__Stored data entries__.
___

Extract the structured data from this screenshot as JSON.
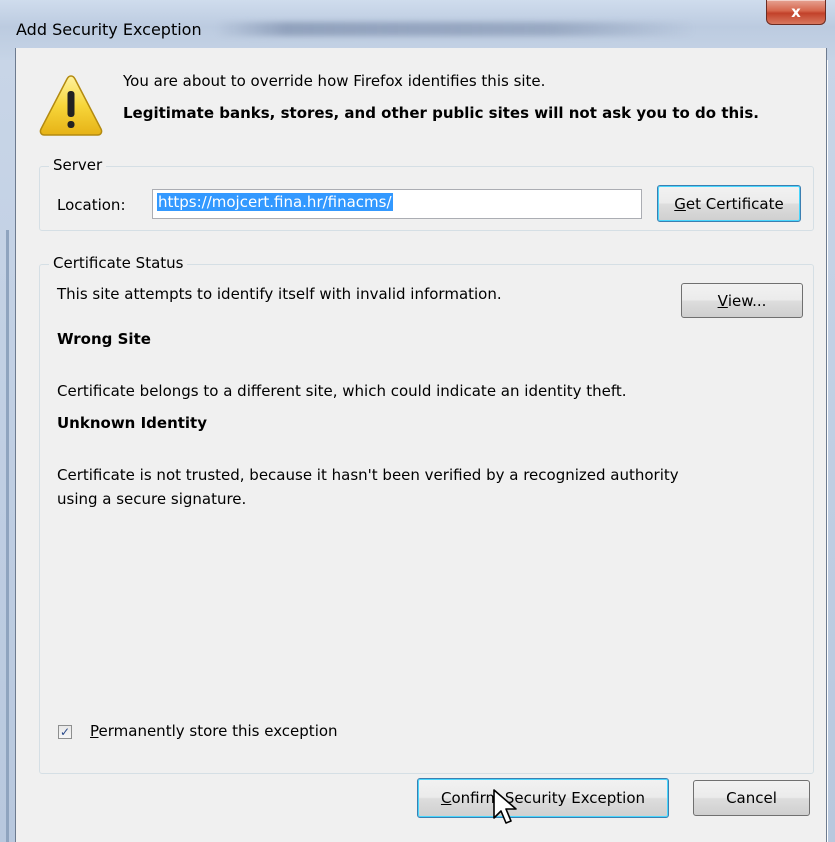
{
  "window": {
    "title": "Add Security Exception",
    "close_label": "x"
  },
  "message": {
    "line1": "You are about to override how Firefox identifies this site.",
    "line2": "Legitimate banks, stores, and other public sites will not ask you to do this."
  },
  "server": {
    "legend": "Server",
    "location_label": "Location:",
    "location_value": "https://mojcert.fina.hr/finacms/",
    "get_certificate_underlined": "G",
    "get_certificate_rest": "et Certificate"
  },
  "status": {
    "legend": "Certificate Status",
    "intro": "This site attempts to identify itself with invalid information.",
    "view_underlined": "V",
    "view_rest": "iew...",
    "wrong_site_heading": "Wrong Site",
    "wrong_site_text": "Certificate belongs to a different site, which could indicate an identity theft.",
    "unknown_identity_heading": "Unknown Identity",
    "unknown_identity_text1": "Certificate is not trusted, because it hasn't been verified by a recognized authority",
    "unknown_identity_text2": "using a secure signature."
  },
  "options": {
    "permanently_store_checked": true,
    "permanently_store_underlined": "P",
    "permanently_store_rest": "ermanently store this exception"
  },
  "buttons": {
    "confirm_underlined": "C",
    "confirm_rest": "onfirm Security Exception",
    "cancel": "Cancel"
  },
  "colors": {
    "selection": "#3399ff",
    "focus_border": "#3c7fb1",
    "warning_yellow": "#f5d33c"
  },
  "icons": [
    "warning-icon",
    "close-icon",
    "checkmark-icon",
    "mouse-cursor-icon"
  ]
}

___

__Instruction__. Write the listing above out again exactly, dropping each image.

__Correct result__.
Extract the structured data from this screenshot as JSON.
{
  "window": {
    "title": "Add Security Exception",
    "close_label": "x"
  },
  "message": {
    "line1": "You are about to override how Firefox identifies this site.",
    "line2": "Legitimate banks, stores, and other public sites will not ask you to do this."
  },
  "server": {
    "legend": "Server",
    "location_label": "Location:",
    "location_value": "https://mojcert.fina.hr/finacms/",
    "get_certificate_underlined": "G",
    "get_certificate_rest": "et Certificate"
  },
  "status": {
    "legend": "Certificate Status",
    "intro": "This site attempts to identify itself with invalid information.",
    "view_underlined": "V",
    "view_rest": "iew...",
    "wrong_site_heading": "Wrong Site",
    "wrong_site_text": "Certificate belongs to a different site, which could indicate an identity theft.",
    "unknown_identity_heading": "Unknown Identity",
    "unknown_identity_text1": "Certificate is not trusted, because it hasn't been verified by a recognized authority",
    "unknown_identity_text2": "using a secure signature."
  },
  "options": {
    "permanently_store_checked": true,
    "permanently_store_underlined": "P",
    "permanently_store_rest": "ermanently store this exception"
  },
  "buttons": {
    "confirm_underlined": "C",
    "confirm_rest": "onfirm Security Exception",
    "cancel": "Cancel"
  },
  "colors": {
    "selection": "#3399ff",
    "focus_border": "#3c7fb1",
    "warning_yellow": "#f5d33c"
  },
  "icons": [
    "warning-icon",
    "close-icon",
    "checkmark-icon",
    "mouse-cursor-icon"
  ]
}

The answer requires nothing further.